'''

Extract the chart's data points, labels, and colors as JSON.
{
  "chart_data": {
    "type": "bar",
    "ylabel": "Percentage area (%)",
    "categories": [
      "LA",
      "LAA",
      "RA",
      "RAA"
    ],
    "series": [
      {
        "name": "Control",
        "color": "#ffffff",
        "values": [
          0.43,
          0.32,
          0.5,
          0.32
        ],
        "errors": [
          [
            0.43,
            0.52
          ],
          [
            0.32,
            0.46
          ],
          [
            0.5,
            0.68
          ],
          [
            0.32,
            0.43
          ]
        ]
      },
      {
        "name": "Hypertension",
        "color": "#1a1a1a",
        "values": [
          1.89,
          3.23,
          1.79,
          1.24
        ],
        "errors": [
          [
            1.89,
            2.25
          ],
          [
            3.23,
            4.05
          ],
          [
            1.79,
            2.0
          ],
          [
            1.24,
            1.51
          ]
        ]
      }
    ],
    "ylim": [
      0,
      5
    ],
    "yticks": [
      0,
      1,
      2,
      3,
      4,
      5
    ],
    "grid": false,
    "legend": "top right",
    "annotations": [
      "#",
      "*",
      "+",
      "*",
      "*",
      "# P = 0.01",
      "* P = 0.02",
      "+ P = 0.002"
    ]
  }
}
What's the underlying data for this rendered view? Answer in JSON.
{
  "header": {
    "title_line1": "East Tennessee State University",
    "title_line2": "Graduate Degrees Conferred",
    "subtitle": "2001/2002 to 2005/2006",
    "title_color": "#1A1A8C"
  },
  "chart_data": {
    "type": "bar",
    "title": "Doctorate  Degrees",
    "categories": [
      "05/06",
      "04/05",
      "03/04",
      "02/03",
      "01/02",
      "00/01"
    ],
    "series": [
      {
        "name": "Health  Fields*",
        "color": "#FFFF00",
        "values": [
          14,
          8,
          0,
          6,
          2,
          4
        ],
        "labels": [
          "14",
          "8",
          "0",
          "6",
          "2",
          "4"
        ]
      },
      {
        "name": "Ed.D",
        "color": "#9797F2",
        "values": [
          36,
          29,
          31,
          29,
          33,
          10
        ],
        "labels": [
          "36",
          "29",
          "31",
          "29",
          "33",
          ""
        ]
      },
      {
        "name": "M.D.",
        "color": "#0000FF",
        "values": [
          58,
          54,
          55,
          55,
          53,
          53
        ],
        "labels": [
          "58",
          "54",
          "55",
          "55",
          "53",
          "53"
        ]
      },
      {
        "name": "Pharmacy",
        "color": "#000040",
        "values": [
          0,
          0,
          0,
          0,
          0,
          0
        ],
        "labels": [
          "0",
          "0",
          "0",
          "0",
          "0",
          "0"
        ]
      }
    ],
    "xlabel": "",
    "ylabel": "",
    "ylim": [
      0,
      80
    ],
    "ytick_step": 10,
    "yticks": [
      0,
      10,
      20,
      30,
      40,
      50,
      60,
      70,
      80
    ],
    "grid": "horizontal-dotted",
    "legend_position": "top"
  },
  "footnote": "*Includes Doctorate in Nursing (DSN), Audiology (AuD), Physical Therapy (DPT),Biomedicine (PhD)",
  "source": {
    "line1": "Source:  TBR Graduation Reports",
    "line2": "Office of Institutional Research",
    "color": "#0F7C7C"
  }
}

'''

Brief = Copy all lines from the data that hold the word "Doctorate".

Output below =
    "title": "Doctorate  Degrees",
  "footnote": "*Includes Doctorate in Nursing (DSN), Audiology (AuD), Physical Therapy (DPT),Biomedicine (PhD)",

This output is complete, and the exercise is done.